=== Exercise instructions ===
Write out the full set of records exactly. Any pictures in them do not belong in the copy.

=== Data rows ===
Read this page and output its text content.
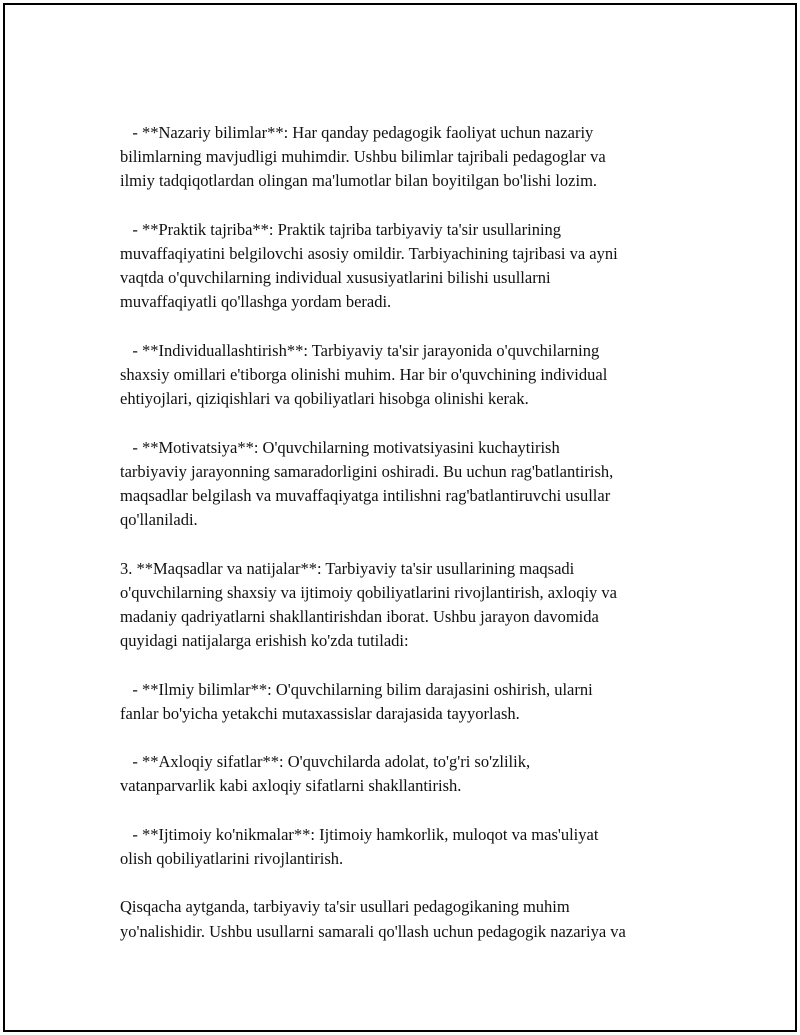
- **Nazariy bilimlar**: Har qanday pedagogik faoliyat uchun nazariy
bilimlarning mavjudligi muhimdir. Ushbu bilimlar tajribali pedagoglar va
ilmiy tadqiqotlardan olingan ma'lumotlar bilan boyitilgan bo'lishi lozim.

- **Praktik tajriba**: Praktik tajriba tarbiyaviy ta'sir usullarining
muvaffaqiyatini belgilovchi asosiy omildir. Tarbiyachining tajribasi va ayni
vaqtda o'quvchilarning individual xususiyatlarini bilishi usullarni
muvaffaqiyatli qo'llashga yordam beradi.

- **Individuallashtirish**: Tarbiyaviy ta'sir jarayonida o'quvchilarning
shaxsiy omillari e'tiborga olinishi muhim. Har bir o'quvchining individual
ehtiyojlari, qiziqishlari va qobiliyatlari hisobga olinishi kerak.

- **Motivatsiya**: O'quvchilarning motivatsiyasini kuchaytirish
tarbiyaviy jarayonning samaradorligini oshiradi. Bu uchun rag'batlantirish,
maqsadlar belgilash va muvaffaqiyatga intilishni rag'batlantiruvchi usullar
qo'llaniladi.

3. **Maqsadlar va natijalar**: Tarbiyaviy ta'sir usullarining maqsadi
o'quvchilarning shaxsiy va ijtimoiy qobiliyatlarini rivojlantirish, axloqiy va
madaniy qadriyatlarni shakllantirishdan iborat. Ushbu jarayon davomida
quyidagi natijalarga erishish ko'zda tutiladi:

- **Ilmiy bilimlar**: O'quvchilarning bilim darajasini oshirish, ularni
fanlar bo'yicha yetakchi mutaxassislar darajasida tayyorlash.

- **Axloqiy sifatlar**: O'quvchilarda adolat, to'g'ri so'zlilik,
vatanparvarlik kabi axloqiy sifatlarni shakllantirish.

- **Ijtimoiy ko'nikmalar**: Ijtimoiy hamkorlik, muloqot va mas'uliyat
olish qobiliyatlarini rivojlantirish.

Qisqacha aytganda, tarbiyaviy ta'sir usullari pedagogikaning muhim
yo'nalishidir. Ushbu usullarni samarali qo'llash uchun pedagogik nazariya va
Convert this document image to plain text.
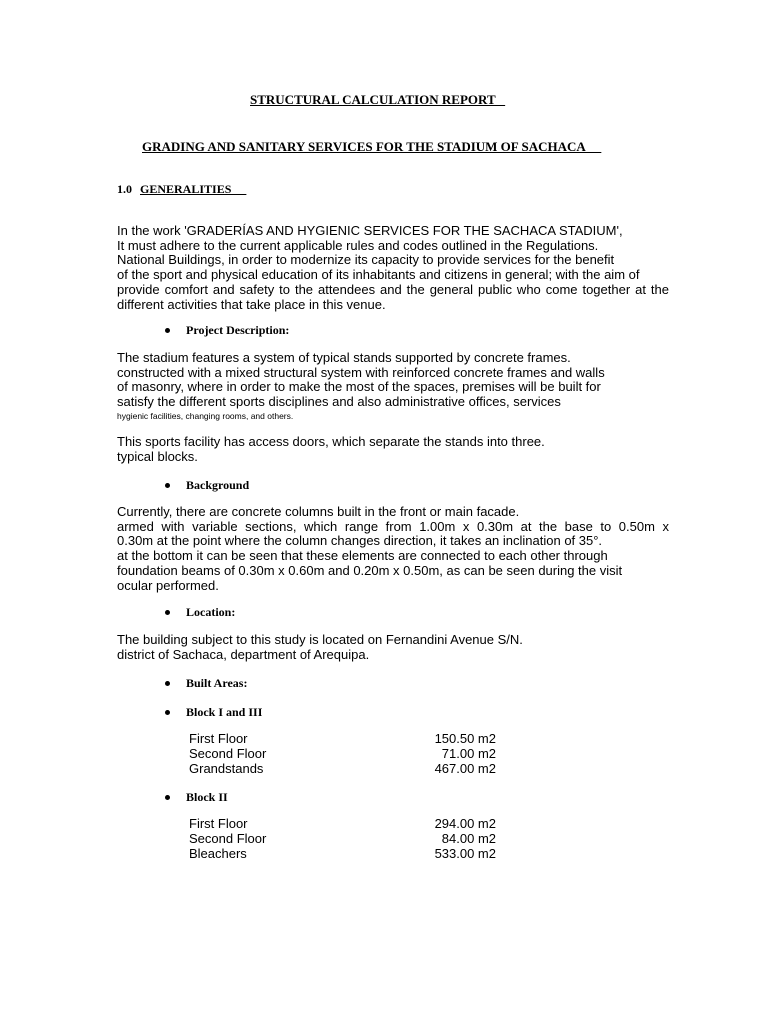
STRUCTURAL CALCULATION REPORT
GRADING AND SANITARY SERVICES FOR THE STADIUM OF SACHACA
1.0 GENERALITIES
In the work 'GRADERÍAS AND HYGIENIC SERVICES FOR THE SACHACA STADIUM',
It must adhere to the current applicable rules and codes outlined in the Regulations.
National Buildings, in order to modernize its capacity to provide services for the benefit
of the sport and physical education of its inhabitants and citizens in general; with the aim of
provide comfort and safety to the attendees and the general public who come together at the
different activities that take place in this venue.
Project Description:
The stadium features a system of typical stands supported by concrete frames.
constructed with a mixed structural system with reinforced concrete frames and walls
of masonry, where in order to make the most of the spaces, premises will be built for
satisfy the different sports disciplines and also administrative offices, services
hygienic facilities, changing rooms, and others.
This sports facility has access doors, which separate the stands into three.
typical blocks.
Background
Currently, there are concrete columns built in the front or main facade.
armed with variable sections, which range from 1.00m x 0.30m at the base to 0.50m x
0.30m at the point where the column changes direction, it takes an inclination of 35°.
at the bottom it can be seen that these elements are connected to each other through
foundation beams of 0.30m x 0.60m and 0.20m x 0.50m, as can be seen during the visit
ocular performed.
Location:
The building subject to this study is located on Fernandini Avenue S/N.
district of Sachaca, department of Arequipa.
Built Areas:
Block I and III
First Floor	150.50 m2
Second Floor	71.00 m2
Grandstands	467.00 m2
Block II
First Floor	294.00 m2
Second Floor	84.00 m2
Bleachers	533.00 m2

=== Result for this exercise ===
Read this page and output its text content.
- **Nazariy bilimlar**: Har qanday pedagogik faoliyat uchun nazariy
bilimlarning mavjudligi muhimdir. Ushbu bilimlar tajribali pedagoglar va
ilmiy tadqiqotlardan olingan ma'lumotlar bilan boyitilgan bo'lishi lozim.

- **Praktik tajriba**: Praktik tajriba tarbiyaviy ta'sir usullarining
muvaffaqiyatini belgilovchi asosiy omildir. Tarbiyachining tajribasi va ayni
vaqtda o'quvchilarning individual xususiyatlarini bilishi usullarni
muvaffaqiyatli qo'llashga yordam beradi.

- **Individuallashtirish**: Tarbiyaviy ta'sir jarayonida o'quvchilarning
shaxsiy omillari e'tiborga olinishi muhim. Har bir o'quvchining individual
ehtiyojlari, qiziqishlari va qobiliyatlari hisobga olinishi kerak.

- **Motivatsiya**: O'quvchilarning motivatsiyasini kuchaytirish
tarbiyaviy jarayonning samaradorligini oshiradi. Bu uchun rag'batlantirish,
maqsadlar belgilash va muvaffaqiyatga intilishni rag'batlantiruvchi usullar
qo'llaniladi.

3. **Maqsadlar va natijalar**: Tarbiyaviy ta'sir usullarining maqsadi
o'quvchilarning shaxsiy va ijtimoiy qobiliyatlarini rivojlantirish, axloqiy va
madaniy qadriyatlarni shakllantirishdan iborat. Ushbu jarayon davomida
quyidagi natijalarga erishish ko'zda tutiladi:

- **Ilmiy bilimlar**: O'quvchilarning bilim darajasini oshirish, ularni
fanlar bo'yicha yetakchi mutaxassislar darajasida tayyorlash.

- **Axloqiy sifatlar**: O'quvchilarda adolat, to'g'ri so'zlilik,
vatanparvarlik kabi axloqiy sifatlarni shakllantirish.

- **Ijtimoiy ko'nikmalar**: Ijtimoiy hamkorlik, muloqot va mas'uliyat
olish qobiliyatlarini rivojlantirish.

Qisqacha aytganda, tarbiyaviy ta'sir usullari pedagogikaning muhim
yo'nalishidir. Ushbu usullarni samarali qo'llash uchun pedagogik nazariya va
Convert this document image to plain text.
STRUCTURAL CALCULATION REPORT
GRADING AND SANITARY SERVICES FOR THE STADIUM OF SACHACA
1.0 GENERALITIES
In the work 'GRADERÍAS AND HYGIENIC SERVICES FOR THE SACHACA STADIUM',
It must adhere to the current applicable rules and codes outlined in the Regulations.
National Buildings, in order to modernize its capacity to provide services for the benefit
of the sport and physical education of its inhabitants and citizens in general; with the aim of
provide comfort and safety to the attendees and the general public who come together at the
different activities that take place in this venue.
Project Description:
The stadium features a system of typical stands supported by concrete frames.
constructed with a mixed structural system with reinforced concrete frames and walls
of masonry, where in order to make the most of the spaces, premises will be built for
satisfy the different sports disciplines and also administrative offices, services
hygienic facilities, changing rooms, and others.
This sports facility has access doors, which separate the stands into three.
typical blocks.
Background
Currently, there are concrete columns built in the front or main facade.
armed with variable sections, which range from 1.00m x 0.30m at the base to 0.50m x
0.30m at the point where the column changes direction, it takes an inclination of 35°.
at the bottom it can be seen that these elements are connected to each other through
foundation beams of 0.30m x 0.60m and 0.20m x 0.50m, as can be seen during the visit
ocular performed.
Location:
The building subject to this study is located on Fernandini Avenue S/N.
district of Sachaca, department of Arequipa.
Built Areas:
Block I and III
First Floor	150.50 m2
Second Floor	71.00 m2
Grandstands	467.00 m2
Block II
First Floor	294.00 m2
Second Floor	84.00 m2
Bleachers	533.00 m2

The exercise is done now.